-- Exercise prompt --
Condense the paragraph of the Sabi Marwah biography that begins "Sarabjit (Sabi) Singh Marwah (born July 12, 1951)" into a bulleted list that keeps its main facts.

-- Passage shown --
*** Block opens ***

Canadian Senator from Ontario
- In office November 10, 2016 – September 7, 2023
- Nominated by: Justin Trudeau
- Appointed by: David Johnston

Personal details
- Born: Sarabjit Singh Marwah July 12, 1951 (age 75) India
- Party: Independent Senators Group
- Alma mater: University of Calcutta University of Delhi University of California, Los Angeles
- Profession: Banker; financial analyst;

= Sabi Marwah =

Former Canadian Senator and bank executive

Sarabjit (Sabi) Singh Marwah (born July 12, 1951) is a former member of the Canadian Senate. He is a former vice chairman and chief operating officer of Scotiabank, retiring in 2014 after 35 years with the bank where he began his career as a financial analyst. He has served on the boards of the C.D. Howe Institute, the Toronto International Film Festival, Torstar Corporation, Cineplex Inc., George Weston Ltd., Telus Corp. and the Hospital for Sick Children. He is also a founding member of the Sikh Foundation of Canada.

==Background==
Marwah is Sikh and was born in India. He earned an undergraduate degree in economics at the University of Calcutta, a master's degree in economics at the University of Delhi, and an MBA from UCLA.

Marwah has an honorary doctorate from Ryerson University for advancing social inclusion in business.

His appointment to the Senate was announced on October 31, 2016. He was the first Sikh to be a member of the Canadian Senate. On September 7, 2023, he resigned from the Senate. At the time of his resignation, he was a member of the Independent Senators Group.

*** Block closes ***

Records from a collection:
*** Block opens ***

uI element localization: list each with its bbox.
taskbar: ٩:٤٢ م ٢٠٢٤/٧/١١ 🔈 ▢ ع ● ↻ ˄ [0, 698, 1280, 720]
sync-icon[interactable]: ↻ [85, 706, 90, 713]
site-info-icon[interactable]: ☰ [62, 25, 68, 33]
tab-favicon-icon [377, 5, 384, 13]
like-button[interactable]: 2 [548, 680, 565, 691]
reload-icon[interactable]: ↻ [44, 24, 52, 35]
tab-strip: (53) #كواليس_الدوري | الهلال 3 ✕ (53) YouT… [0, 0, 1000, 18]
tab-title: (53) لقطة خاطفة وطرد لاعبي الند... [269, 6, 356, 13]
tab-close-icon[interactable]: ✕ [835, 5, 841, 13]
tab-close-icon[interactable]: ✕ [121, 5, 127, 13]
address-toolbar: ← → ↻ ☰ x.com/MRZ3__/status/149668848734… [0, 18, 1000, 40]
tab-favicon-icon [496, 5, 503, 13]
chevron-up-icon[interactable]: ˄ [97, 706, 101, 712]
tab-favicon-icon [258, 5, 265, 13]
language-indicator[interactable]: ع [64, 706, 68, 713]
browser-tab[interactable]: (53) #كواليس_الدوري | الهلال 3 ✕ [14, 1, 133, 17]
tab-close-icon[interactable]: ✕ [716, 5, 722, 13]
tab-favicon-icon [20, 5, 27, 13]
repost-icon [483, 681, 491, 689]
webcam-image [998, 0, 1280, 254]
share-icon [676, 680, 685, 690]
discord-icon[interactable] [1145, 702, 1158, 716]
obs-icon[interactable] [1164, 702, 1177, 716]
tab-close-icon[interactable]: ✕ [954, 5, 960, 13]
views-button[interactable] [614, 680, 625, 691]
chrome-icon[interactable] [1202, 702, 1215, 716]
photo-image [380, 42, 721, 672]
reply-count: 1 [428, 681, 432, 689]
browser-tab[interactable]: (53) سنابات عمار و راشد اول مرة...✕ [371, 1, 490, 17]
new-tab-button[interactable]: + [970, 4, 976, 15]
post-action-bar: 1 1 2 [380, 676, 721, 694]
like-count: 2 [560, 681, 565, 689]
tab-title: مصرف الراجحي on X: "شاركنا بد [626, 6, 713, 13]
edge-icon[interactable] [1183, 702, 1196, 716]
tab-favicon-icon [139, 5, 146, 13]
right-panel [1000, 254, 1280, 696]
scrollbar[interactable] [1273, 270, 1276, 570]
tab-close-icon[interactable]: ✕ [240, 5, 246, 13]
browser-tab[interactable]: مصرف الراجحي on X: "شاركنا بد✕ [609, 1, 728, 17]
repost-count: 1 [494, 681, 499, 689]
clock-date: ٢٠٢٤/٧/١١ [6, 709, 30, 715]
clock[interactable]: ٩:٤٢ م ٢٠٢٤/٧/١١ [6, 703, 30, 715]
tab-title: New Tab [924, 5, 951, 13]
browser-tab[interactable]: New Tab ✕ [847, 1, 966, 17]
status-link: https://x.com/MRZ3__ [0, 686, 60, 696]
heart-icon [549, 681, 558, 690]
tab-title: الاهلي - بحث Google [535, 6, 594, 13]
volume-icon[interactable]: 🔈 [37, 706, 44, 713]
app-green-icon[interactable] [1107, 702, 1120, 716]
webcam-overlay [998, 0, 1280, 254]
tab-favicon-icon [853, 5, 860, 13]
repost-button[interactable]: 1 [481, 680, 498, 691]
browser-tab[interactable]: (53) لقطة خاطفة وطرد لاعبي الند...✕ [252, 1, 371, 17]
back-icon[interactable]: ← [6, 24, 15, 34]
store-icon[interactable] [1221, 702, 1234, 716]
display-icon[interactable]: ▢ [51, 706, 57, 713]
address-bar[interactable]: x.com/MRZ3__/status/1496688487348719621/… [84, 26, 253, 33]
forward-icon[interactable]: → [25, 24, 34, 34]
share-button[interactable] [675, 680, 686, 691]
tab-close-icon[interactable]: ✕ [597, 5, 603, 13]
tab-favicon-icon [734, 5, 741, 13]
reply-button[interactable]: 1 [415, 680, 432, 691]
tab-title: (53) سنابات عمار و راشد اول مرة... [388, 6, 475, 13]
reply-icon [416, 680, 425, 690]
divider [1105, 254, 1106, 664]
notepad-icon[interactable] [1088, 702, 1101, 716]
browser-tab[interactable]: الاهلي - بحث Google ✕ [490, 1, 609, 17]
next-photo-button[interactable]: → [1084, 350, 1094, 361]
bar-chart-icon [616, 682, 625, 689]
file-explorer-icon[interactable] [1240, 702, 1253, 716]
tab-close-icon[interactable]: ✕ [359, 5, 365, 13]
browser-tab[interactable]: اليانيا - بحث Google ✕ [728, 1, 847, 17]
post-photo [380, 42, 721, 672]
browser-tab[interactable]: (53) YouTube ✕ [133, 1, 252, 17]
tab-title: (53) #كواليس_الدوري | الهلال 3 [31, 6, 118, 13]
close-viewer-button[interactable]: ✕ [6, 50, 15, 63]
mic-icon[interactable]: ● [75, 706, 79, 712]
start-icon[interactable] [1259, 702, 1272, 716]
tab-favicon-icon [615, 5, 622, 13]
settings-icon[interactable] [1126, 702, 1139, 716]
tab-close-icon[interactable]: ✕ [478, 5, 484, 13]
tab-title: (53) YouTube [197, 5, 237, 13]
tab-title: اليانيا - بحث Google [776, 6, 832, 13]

*** Block closes ***

-- Task solution --
- Born July 12, 1951; former member of the Canadian Senate
- Former vice chairman and chief operating officer of Scotiabank; began there as a financial analyst and retired in 2014 after 35 years
- Board service: C.D. Howe Institute, Toronto International Film Festival, Torstar Corporation, Cineplex Inc., George Weston Ltd., Telus Corp., and the Hospital for Sick Children
- Founding member of the Sikh Foundation of Canada